[What is required]: Your task is to output the listing word for word, with pictures excluded.

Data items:
::::::::
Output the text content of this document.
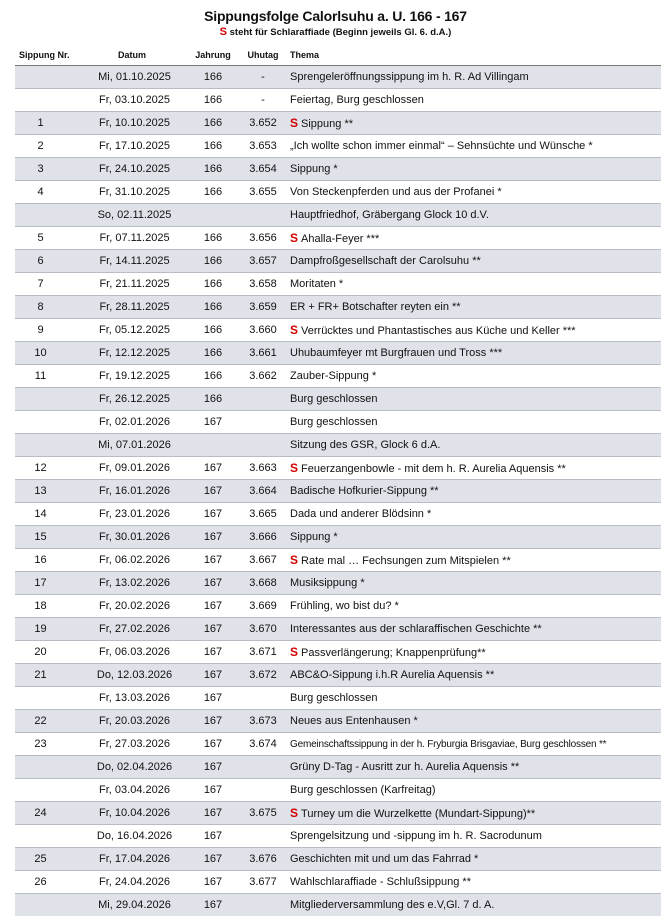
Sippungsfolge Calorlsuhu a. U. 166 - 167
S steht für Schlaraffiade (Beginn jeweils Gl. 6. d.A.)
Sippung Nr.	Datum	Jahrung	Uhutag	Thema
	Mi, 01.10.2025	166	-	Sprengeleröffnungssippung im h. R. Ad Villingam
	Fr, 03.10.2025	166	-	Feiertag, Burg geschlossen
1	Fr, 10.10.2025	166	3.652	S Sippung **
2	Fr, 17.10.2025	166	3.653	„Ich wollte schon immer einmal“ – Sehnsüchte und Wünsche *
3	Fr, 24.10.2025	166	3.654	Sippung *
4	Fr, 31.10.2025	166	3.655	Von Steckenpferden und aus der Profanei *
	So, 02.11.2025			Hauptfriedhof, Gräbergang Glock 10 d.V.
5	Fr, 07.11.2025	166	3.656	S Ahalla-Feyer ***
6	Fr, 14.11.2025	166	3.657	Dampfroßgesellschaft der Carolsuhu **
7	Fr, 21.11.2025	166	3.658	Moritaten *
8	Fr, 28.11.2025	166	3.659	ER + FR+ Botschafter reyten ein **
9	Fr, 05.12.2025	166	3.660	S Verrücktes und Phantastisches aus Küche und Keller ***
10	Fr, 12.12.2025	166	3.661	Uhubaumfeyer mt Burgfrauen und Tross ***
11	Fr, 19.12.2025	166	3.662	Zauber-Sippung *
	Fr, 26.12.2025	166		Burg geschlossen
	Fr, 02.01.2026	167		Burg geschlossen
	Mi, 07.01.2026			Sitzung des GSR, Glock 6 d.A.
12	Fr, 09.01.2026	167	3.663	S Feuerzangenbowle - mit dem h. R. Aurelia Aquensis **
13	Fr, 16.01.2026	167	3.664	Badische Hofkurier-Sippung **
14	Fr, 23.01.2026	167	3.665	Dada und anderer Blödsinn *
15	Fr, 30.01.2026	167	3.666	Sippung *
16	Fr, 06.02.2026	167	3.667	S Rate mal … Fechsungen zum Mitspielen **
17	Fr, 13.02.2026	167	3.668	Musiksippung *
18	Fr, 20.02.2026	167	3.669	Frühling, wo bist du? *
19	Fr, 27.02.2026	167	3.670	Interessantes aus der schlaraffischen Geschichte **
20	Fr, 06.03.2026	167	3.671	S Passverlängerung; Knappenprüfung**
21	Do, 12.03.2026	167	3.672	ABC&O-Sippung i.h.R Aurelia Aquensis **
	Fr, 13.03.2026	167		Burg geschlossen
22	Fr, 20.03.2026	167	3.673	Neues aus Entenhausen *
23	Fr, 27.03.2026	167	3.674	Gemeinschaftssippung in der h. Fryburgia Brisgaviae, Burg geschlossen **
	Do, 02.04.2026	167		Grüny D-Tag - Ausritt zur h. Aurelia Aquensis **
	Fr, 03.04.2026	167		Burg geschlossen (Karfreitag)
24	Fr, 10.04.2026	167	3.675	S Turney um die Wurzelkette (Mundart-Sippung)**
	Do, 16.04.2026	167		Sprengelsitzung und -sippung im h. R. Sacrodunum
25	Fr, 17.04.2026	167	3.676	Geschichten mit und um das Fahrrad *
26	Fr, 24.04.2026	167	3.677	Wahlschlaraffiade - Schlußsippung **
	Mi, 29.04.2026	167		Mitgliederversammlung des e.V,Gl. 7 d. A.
::::::::
[Problem solution]:
Output the text content of this document.
Sippungsfolge Calorlsuhu a. U. 166 - 167
S steht für Schlaraffiade (Beginn jeweils Gl. 6. d.A.)
Sippung Nr.	Datum	Jahrung	Uhutag	Thema
	Mi, 01.10.2025	166	-	Sprengeleröffnungssippung im h. R. Ad Villingam
	Fr, 03.10.2025	166	-	Feiertag, Burg geschlossen
1	Fr, 10.10.2025	166	3.652	S Sippung **
2	Fr, 17.10.2025	166	3.653	„Ich wollte schon immer einmal“ – Sehnsüchte und Wünsche *
3	Fr, 24.10.2025	166	3.654	Sippung *
4	Fr, 31.10.2025	166	3.655	Von Steckenpferden und aus der Profanei *
	So, 02.11.2025			Hauptfriedhof, Gräbergang Glock 10 d.V.
5	Fr, 07.11.2025	166	3.656	S Ahalla-Feyer ***
6	Fr, 14.11.2025	166	3.657	Dampfroßgesellschaft der Carolsuhu **
7	Fr, 21.11.2025	166	3.658	Moritaten *
8	Fr, 28.11.2025	166	3.659	ER + FR+ Botschafter reyten ein **
9	Fr, 05.12.2025	166	3.660	S Verrücktes und Phantastisches aus Küche und Keller ***
10	Fr, 12.12.2025	166	3.661	Uhubaumfeyer mt Burgfrauen und Tross ***
11	Fr, 19.12.2025	166	3.662	Zauber-Sippung *
	Fr, 26.12.2025	166		Burg geschlossen
	Fr, 02.01.2026	167		Burg geschlossen
	Mi, 07.01.2026			Sitzung des GSR, Glock 6 d.A.
12	Fr, 09.01.2026	167	3.663	S Feuerzangenbowle - mit dem h. R. Aurelia Aquensis **
13	Fr, 16.01.2026	167	3.664	Badische Hofkurier-Sippung **
14	Fr, 23.01.2026	167	3.665	Dada und anderer Blödsinn *
15	Fr, 30.01.2026	167	3.666	Sippung *
16	Fr, 06.02.2026	167	3.667	S Rate mal … Fechsungen zum Mitspielen **
17	Fr, 13.02.2026	167	3.668	Musiksippung *
18	Fr, 20.02.2026	167	3.669	Frühling, wo bist du? *
19	Fr, 27.02.2026	167	3.670	Interessantes aus der schlaraffischen Geschichte **
20	Fr, 06.03.2026	167	3.671	S Passverlängerung; Knappenprüfung**
21	Do, 12.03.2026	167	3.672	ABC&O-Sippung i.h.R Aurelia Aquensis **
	Fr, 13.03.2026	167		Burg geschlossen
22	Fr, 20.03.2026	167	3.673	Neues aus Entenhausen *
23	Fr, 27.03.2026	167	3.674	Gemeinschaftssippung in der h. Fryburgia Brisgaviae, Burg geschlossen **
	Do, 02.04.2026	167		Grüny D-Tag - Ausritt zur h. Aurelia Aquensis **
	Fr, 03.04.2026	167		Burg geschlossen (Karfreitag)
24	Fr, 10.04.2026	167	3.675	S Turney um die Wurzelkette (Mundart-Sippung)**
	Do, 16.04.2026	167		Sprengelsitzung und -sippung im h. R. Sacrodunum
25	Fr, 17.04.2026	167	3.676	Geschichten mit und um das Fahrrad *
26	Fr, 24.04.2026	167	3.677	Wahlschlaraffiade - Schlußsippung **
	Mi, 29.04.2026	167		Mitgliederversammlung des e.V,Gl. 7 d. A.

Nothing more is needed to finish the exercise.